Could you write out the records below exactly as they appear?

▶ **Supplied material**
[start]

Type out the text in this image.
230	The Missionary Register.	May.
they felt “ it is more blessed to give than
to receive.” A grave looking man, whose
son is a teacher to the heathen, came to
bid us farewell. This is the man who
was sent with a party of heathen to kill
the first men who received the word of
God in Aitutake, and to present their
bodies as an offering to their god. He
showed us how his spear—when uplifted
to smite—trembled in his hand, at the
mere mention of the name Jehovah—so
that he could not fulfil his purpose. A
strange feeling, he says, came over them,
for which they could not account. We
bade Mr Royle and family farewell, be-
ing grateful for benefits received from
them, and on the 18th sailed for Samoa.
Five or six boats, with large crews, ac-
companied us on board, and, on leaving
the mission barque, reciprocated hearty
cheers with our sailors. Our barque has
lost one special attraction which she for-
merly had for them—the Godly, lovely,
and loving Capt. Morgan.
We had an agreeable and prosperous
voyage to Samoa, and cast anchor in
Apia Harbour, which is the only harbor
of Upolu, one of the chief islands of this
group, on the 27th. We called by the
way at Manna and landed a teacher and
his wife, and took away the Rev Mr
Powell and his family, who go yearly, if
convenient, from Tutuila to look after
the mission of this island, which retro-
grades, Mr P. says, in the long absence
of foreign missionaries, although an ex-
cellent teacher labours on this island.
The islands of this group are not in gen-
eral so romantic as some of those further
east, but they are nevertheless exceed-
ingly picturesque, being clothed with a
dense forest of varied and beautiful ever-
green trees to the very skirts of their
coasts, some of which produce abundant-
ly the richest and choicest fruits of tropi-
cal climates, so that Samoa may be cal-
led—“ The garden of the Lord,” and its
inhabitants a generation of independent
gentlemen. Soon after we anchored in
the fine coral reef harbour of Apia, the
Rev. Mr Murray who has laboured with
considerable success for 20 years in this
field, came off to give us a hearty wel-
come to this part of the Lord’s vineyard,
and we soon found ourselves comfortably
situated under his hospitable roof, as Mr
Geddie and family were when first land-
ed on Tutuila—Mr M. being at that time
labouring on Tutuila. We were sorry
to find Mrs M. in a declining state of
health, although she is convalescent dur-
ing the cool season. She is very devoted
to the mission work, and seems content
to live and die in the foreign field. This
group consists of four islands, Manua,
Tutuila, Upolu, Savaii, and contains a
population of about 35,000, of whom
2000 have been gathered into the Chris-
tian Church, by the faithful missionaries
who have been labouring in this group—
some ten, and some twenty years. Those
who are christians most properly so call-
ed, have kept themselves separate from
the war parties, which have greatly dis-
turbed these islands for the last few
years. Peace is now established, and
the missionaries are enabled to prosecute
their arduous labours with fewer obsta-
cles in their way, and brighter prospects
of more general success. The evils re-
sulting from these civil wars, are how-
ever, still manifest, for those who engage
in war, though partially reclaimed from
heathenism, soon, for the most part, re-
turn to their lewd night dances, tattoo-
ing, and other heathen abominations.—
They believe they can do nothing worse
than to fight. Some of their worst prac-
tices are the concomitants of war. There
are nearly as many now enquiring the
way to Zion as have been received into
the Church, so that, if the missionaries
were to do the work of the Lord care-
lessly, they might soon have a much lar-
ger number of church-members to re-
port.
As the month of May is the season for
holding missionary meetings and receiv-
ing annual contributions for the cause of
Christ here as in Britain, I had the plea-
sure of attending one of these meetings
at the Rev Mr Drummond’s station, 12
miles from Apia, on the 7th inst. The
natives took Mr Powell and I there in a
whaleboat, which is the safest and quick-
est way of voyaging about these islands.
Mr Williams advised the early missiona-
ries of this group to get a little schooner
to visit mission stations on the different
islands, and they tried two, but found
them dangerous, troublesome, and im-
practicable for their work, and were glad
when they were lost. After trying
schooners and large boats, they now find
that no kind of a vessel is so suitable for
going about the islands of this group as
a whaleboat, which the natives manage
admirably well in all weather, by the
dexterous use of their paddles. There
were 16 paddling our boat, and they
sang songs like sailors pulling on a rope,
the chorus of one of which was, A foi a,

[end]

▶ **Output for this task**
Type out the text in this image.
230	The Missionary Register.	May.
they felt “ it is more blessed to give than
to receive.” A grave looking man, whose
son is a teacher to the heathen, came to
bid us farewell. This is the man who
was sent with a party of heathen to kill
the first men who received the word of
God in Aitutake, and to present their
bodies as an offering to their god. He
showed us how his spear—when uplifted
to smite—trembled in his hand, at the
mere mention of the name Jehovah—so
that he could not fulfil his purpose. A
strange feeling, he says, came over them,
for which they could not account. We
bade Mr Royle and family farewell, be-
ing grateful for benefits received from
them, and on the 18th sailed for Samoa.
Five or six boats, with large crews, ac-
companied us on board, and, on leaving
the mission barque, reciprocated hearty
cheers with our sailors. Our barque has
lost one special attraction which she for-
merly had for them—the Godly, lovely,
and loving Capt. Morgan.
We had an agreeable and prosperous
voyage to Samoa, and cast anchor in
Apia Harbour, which is the only harbor
of Upolu, one of the chief islands of this
group, on the 27th. We called by the
way at Manna and landed a teacher and
his wife, and took away the Rev Mr
Powell and his family, who go yearly, if
convenient, from Tutuila to look after
the mission of this island, which retro-
grades, Mr P. says, in the long absence
of foreign missionaries, although an ex-
cellent teacher labours on this island.
The islands of this group are not in gen-
eral so romantic as some of those further
east, but they are nevertheless exceed-
ingly picturesque, being clothed with a
dense forest of varied and beautiful ever-
green trees to the very skirts of their
coasts, some of which produce abundant-
ly the richest and choicest fruits of tropi-
cal climates, so that Samoa may be cal-
led—“ The garden of the Lord,” and its
inhabitants a generation of independent
gentlemen. Soon after we anchored in
the fine coral reef harbour of Apia, the
Rev. Mr Murray who has laboured with
considerable success for 20 years in this
field, came off to give us a hearty wel-
come to this part of the Lord’s vineyard,
and we soon found ourselves comfortably
situated under his hospitable roof, as Mr
Geddie and family were when first land-
ed on Tutuila—Mr M. being at that time
labouring on Tutuila. We were sorry
to find Mrs M. in a declining state of
health, although she is convalescent dur-
ing the cool season. She is very devoted
to the mission work, and seems content
to live and die in the foreign field. This
group consists of four islands, Manua,
Tutuila, Upolu, Savaii, and contains a
population of about 35,000, of whom
2000 have been gathered into the Chris-
tian Church, by the faithful missionaries
who have been labouring in this group—
some ten, and some twenty years. Those
who are christians most properly so call-
ed, have kept themselves separate from
the war parties, which have greatly dis-
turbed these islands for the last few
years. Peace is now established, and
the missionaries are enabled to prosecute
their arduous labours with fewer obsta-
cles in their way, and brighter prospects
of more general success. The evils re-
sulting from these civil wars, are how-
ever, still manifest, for those who engage
in war, though partially reclaimed from
heathenism, soon, for the most part, re-
turn to their lewd night dances, tattoo-
ing, and other heathen abominations.—
They believe they can do nothing worse
than to fight. Some of their worst prac-
tices are the concomitants of war. There
are nearly as many now enquiring the
way to Zion as have been received into
the Church, so that, if the missionaries
were to do the work of the Lord care-
lessly, they might soon have a much lar-
ger number of church-members to re-
port.
As the month of May is the season for
holding missionary meetings and receiv-
ing annual contributions for the cause of
Christ here as in Britain, I had the plea-
sure of attending one of these meetings
at the Rev Mr Drummond’s station, 12
miles from Apia, on the 7th inst. The
natives took Mr Powell and I there in a
whaleboat, which is the safest and quick-
est way of voyaging about these islands.
Mr Williams advised the early missiona-
ries of this group to get a little schooner
to visit mission stations on the different
islands, and they tried two, but found
them dangerous, troublesome, and im-
practicable for their work, and were glad
when they were lost. After trying
schooners and large boats, they now find
that no kind of a vessel is so suitable for
going about the islands of this group as
a whaleboat, which the natives manage
admirably well in all weather, by the
dexterous use of their paddles. There
were 16 paddling our boat, and they
sang songs like sailors pulling on a rope,
the chorus of one of which was, A foi a,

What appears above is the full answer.